→ What the task requires: List each line of the data that holds the string "водой", please.

═════ Data entries ═════

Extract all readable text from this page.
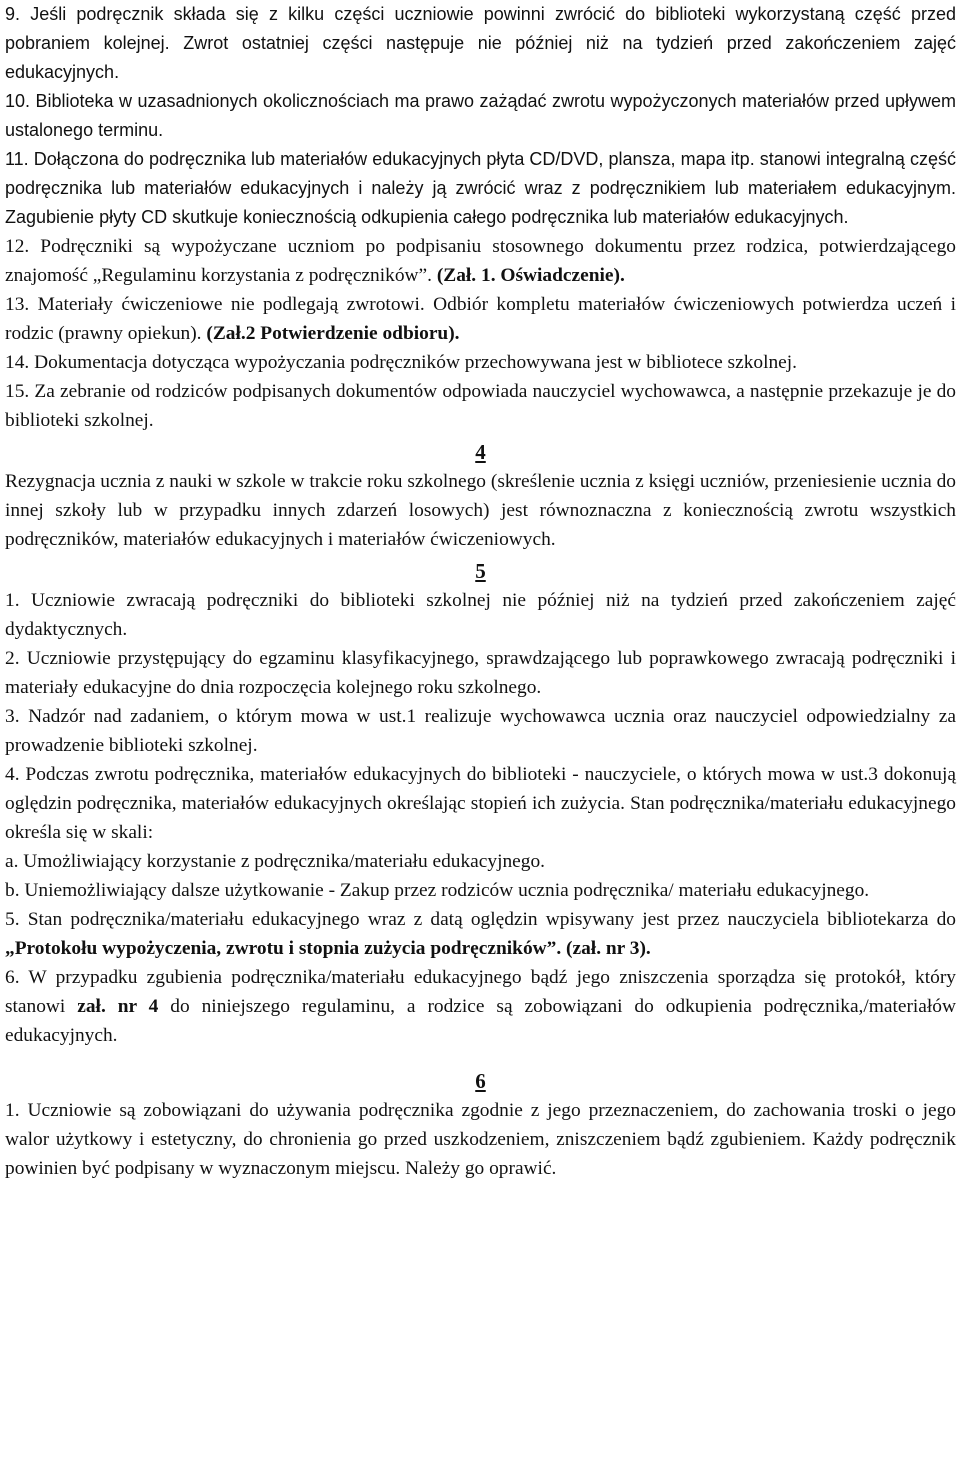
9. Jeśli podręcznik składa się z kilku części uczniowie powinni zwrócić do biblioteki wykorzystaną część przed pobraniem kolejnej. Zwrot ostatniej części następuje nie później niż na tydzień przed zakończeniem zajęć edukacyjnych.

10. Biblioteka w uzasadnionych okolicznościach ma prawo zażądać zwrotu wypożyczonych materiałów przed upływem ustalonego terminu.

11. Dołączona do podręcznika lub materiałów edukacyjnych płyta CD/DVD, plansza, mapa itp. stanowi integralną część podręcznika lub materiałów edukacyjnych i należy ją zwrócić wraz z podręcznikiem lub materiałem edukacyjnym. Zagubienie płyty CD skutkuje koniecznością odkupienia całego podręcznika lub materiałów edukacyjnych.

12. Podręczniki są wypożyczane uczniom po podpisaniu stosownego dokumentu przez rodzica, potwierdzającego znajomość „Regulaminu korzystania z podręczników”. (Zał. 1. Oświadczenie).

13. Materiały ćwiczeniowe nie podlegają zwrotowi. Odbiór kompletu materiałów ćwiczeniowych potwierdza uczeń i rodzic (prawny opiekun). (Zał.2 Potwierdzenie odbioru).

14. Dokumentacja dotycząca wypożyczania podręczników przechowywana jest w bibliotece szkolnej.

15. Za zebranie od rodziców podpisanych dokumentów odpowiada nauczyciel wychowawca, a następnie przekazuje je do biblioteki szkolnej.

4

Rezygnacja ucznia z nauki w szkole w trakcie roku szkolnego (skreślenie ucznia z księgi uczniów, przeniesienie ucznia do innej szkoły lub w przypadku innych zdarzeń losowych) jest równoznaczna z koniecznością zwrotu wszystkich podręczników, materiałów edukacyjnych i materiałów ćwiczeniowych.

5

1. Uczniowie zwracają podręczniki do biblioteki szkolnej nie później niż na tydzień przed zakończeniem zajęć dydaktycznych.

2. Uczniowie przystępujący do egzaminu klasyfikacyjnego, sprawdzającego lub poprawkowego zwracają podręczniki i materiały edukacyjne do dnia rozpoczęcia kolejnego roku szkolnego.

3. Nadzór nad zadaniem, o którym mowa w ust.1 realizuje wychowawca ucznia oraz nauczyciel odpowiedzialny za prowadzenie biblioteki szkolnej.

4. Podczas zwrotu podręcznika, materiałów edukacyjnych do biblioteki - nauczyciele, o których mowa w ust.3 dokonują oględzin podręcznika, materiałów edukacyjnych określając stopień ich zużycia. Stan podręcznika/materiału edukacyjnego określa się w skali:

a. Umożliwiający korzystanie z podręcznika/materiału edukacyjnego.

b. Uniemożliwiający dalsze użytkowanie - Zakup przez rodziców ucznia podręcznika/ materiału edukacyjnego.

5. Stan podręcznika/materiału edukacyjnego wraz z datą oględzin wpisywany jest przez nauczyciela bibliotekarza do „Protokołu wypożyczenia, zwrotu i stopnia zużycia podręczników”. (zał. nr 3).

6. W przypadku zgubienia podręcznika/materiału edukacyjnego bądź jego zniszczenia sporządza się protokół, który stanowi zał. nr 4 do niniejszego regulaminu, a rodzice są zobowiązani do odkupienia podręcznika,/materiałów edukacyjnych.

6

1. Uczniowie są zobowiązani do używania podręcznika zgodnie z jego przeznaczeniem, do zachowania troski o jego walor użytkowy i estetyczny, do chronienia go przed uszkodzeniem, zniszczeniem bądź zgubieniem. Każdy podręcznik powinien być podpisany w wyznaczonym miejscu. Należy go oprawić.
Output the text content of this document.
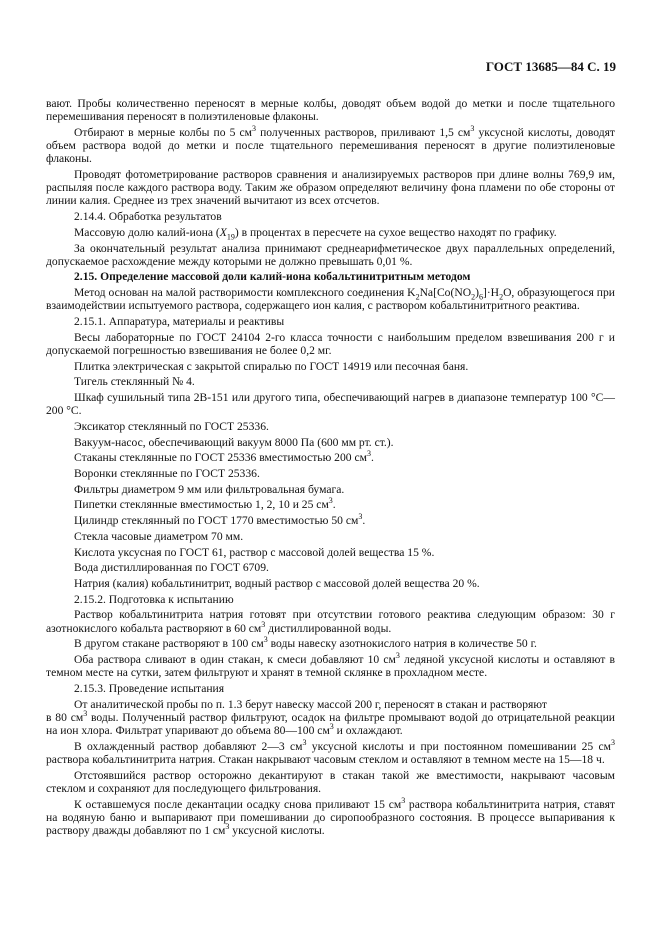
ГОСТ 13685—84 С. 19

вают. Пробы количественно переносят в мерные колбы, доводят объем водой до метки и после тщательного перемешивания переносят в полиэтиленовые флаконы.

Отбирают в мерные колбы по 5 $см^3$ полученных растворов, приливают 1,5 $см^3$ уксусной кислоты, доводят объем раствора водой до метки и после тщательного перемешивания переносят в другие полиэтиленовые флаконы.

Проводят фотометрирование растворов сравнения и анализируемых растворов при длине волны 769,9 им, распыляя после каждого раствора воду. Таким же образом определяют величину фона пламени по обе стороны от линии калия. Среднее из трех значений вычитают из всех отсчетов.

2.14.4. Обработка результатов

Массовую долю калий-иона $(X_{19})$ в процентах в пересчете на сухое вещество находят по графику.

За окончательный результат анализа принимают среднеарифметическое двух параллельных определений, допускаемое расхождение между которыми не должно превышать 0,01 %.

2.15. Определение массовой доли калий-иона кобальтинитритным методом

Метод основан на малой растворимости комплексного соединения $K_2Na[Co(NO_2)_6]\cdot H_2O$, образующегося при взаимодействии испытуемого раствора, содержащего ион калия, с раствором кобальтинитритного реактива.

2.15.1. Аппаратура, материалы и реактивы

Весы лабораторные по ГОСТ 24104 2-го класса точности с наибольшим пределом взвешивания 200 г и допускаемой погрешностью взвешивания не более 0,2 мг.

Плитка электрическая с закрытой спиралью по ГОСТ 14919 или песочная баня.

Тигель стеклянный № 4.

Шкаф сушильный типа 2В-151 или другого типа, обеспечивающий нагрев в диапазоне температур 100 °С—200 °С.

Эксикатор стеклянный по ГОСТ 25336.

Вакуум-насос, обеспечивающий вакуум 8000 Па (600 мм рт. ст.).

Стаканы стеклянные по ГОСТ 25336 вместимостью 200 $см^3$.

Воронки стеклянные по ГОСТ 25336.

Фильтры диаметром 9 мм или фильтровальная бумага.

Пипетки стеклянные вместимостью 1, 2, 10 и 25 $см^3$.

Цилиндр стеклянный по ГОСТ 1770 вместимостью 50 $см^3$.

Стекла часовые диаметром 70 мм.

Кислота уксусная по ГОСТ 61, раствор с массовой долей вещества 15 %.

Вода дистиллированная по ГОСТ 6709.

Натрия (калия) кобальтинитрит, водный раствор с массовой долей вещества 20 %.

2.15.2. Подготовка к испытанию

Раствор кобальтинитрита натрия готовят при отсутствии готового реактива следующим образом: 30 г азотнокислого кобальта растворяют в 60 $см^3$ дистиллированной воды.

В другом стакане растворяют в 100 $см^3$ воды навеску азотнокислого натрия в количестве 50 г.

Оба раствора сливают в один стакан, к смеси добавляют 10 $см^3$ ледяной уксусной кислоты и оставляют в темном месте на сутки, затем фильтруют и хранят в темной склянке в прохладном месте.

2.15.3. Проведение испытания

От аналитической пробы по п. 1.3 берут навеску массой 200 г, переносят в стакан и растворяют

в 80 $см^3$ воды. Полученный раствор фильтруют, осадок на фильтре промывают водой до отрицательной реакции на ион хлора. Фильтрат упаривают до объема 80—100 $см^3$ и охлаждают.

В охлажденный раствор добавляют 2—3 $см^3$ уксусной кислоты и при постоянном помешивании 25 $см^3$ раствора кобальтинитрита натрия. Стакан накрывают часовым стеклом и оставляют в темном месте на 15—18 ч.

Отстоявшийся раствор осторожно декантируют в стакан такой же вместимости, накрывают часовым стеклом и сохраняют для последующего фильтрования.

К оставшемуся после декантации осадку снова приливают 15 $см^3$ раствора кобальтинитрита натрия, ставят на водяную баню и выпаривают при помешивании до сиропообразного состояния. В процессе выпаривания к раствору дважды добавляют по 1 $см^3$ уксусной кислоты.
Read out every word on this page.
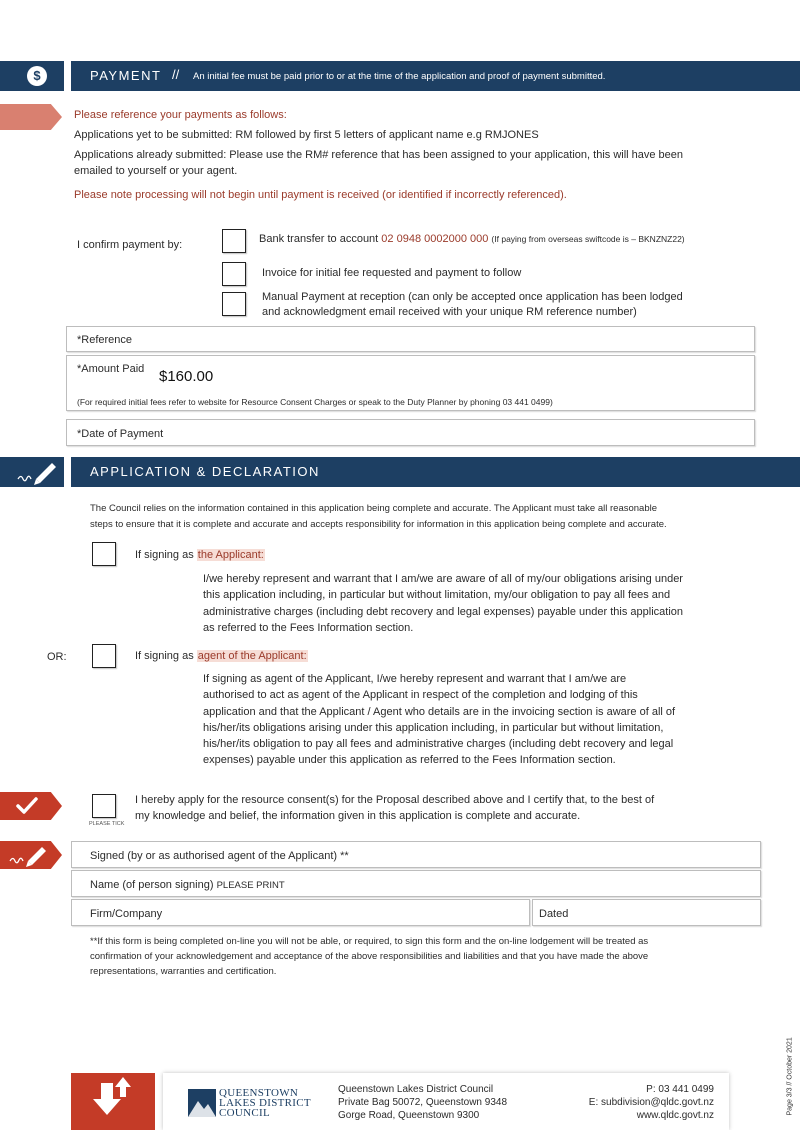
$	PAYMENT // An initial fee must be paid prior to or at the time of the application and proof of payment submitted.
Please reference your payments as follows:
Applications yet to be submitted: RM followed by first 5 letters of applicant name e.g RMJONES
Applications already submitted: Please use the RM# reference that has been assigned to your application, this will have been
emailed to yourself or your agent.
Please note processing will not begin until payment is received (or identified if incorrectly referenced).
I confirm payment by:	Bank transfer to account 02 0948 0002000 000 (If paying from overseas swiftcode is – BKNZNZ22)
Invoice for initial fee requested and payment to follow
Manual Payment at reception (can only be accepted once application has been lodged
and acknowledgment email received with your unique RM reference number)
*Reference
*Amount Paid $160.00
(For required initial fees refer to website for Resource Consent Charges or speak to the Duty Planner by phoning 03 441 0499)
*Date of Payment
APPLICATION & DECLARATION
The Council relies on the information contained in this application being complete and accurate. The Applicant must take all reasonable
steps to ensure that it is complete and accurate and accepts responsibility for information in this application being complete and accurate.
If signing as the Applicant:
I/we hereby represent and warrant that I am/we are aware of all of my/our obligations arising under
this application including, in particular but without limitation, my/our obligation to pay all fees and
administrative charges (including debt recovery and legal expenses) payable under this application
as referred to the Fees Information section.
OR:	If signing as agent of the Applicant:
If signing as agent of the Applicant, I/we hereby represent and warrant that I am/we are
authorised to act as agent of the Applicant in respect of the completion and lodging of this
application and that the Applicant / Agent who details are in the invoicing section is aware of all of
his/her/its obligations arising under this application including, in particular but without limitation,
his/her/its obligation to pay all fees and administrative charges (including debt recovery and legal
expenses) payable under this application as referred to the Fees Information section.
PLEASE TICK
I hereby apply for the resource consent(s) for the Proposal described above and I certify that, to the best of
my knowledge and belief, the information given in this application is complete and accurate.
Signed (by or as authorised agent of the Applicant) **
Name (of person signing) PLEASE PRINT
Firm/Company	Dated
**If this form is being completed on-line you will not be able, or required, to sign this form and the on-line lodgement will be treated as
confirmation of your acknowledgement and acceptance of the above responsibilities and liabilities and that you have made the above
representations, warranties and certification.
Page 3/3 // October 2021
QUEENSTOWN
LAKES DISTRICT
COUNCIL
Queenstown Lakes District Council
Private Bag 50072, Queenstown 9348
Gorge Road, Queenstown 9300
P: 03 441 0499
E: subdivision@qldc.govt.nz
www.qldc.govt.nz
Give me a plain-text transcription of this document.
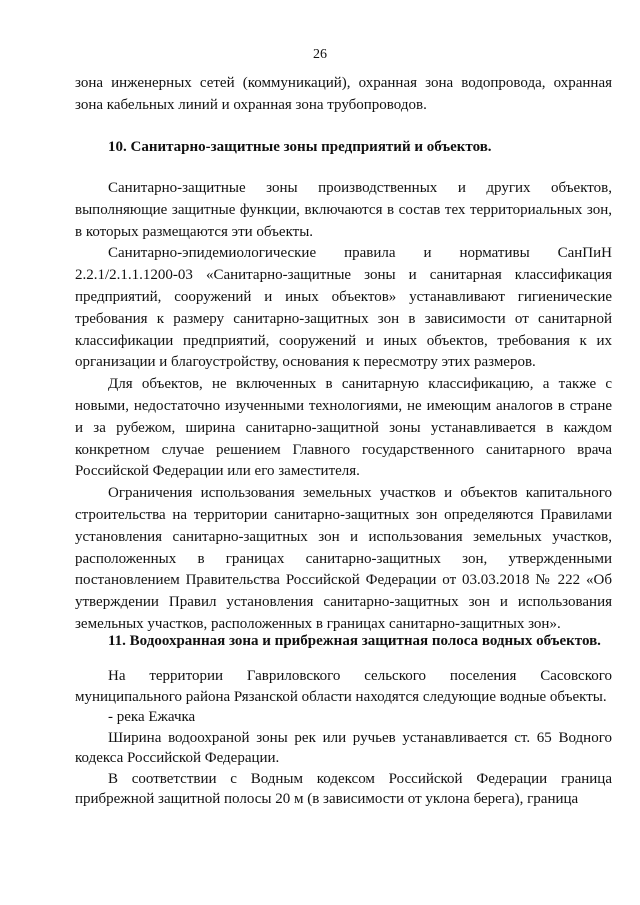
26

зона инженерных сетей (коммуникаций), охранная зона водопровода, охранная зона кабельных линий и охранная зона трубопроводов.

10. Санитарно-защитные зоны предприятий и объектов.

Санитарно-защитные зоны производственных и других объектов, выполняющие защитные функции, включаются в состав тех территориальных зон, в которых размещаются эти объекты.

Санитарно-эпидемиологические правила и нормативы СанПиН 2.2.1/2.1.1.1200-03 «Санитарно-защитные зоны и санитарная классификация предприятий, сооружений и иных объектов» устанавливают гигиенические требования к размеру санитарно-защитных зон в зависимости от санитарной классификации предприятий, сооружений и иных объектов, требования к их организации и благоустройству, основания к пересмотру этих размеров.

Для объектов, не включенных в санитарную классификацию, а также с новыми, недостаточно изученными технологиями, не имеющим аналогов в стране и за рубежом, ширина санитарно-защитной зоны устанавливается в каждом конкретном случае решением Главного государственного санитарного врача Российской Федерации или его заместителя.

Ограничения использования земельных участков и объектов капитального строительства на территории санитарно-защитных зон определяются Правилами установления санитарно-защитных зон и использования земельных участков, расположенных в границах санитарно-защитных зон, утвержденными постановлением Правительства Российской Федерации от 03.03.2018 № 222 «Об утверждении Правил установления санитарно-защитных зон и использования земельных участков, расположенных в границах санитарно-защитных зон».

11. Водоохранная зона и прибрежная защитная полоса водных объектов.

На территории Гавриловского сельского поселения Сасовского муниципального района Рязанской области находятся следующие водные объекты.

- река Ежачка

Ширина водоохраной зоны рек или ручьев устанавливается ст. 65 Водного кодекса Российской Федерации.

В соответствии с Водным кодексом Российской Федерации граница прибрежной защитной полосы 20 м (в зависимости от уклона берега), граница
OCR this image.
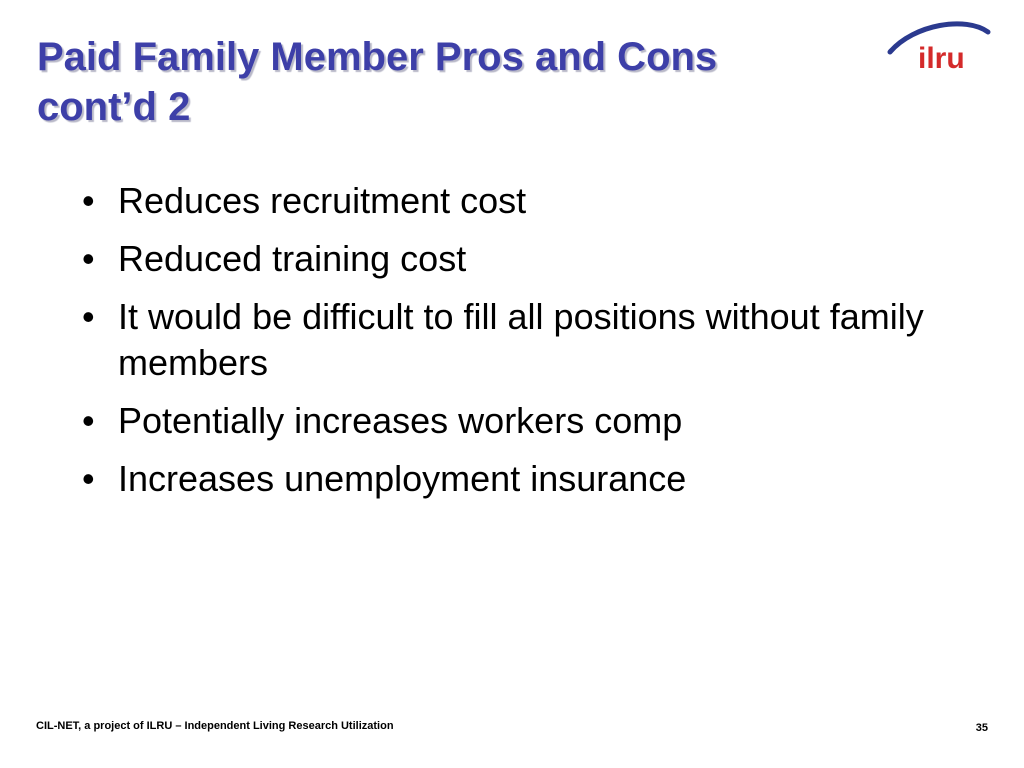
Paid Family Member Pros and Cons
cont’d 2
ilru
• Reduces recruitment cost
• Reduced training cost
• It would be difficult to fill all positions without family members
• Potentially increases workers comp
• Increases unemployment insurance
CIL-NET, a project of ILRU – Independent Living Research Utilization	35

═════

→ Exercise result:
вают. Пробы количественно переносят в мерные колбы, доводят объем водой до метки и после тщательного перемешивания переносят в полиэтиленовые флаконы.
Отбирают в мерные колбы по 5 $см^3$ полученных растворов, приливают 1,5 $см^3$ уксусной кислоты, доводят объем раствора водой до метки и после тщательного перемешивания переносят в другие полиэтиленовые флаконы.
в 80 $см^3$ воды. Полученный раствор фильтруют, осадок на фильтре промывают водой до отрицательной реакции на ион хлора. Фильтрат упаривают до объема 80—100 $см^3$ и охлаждают.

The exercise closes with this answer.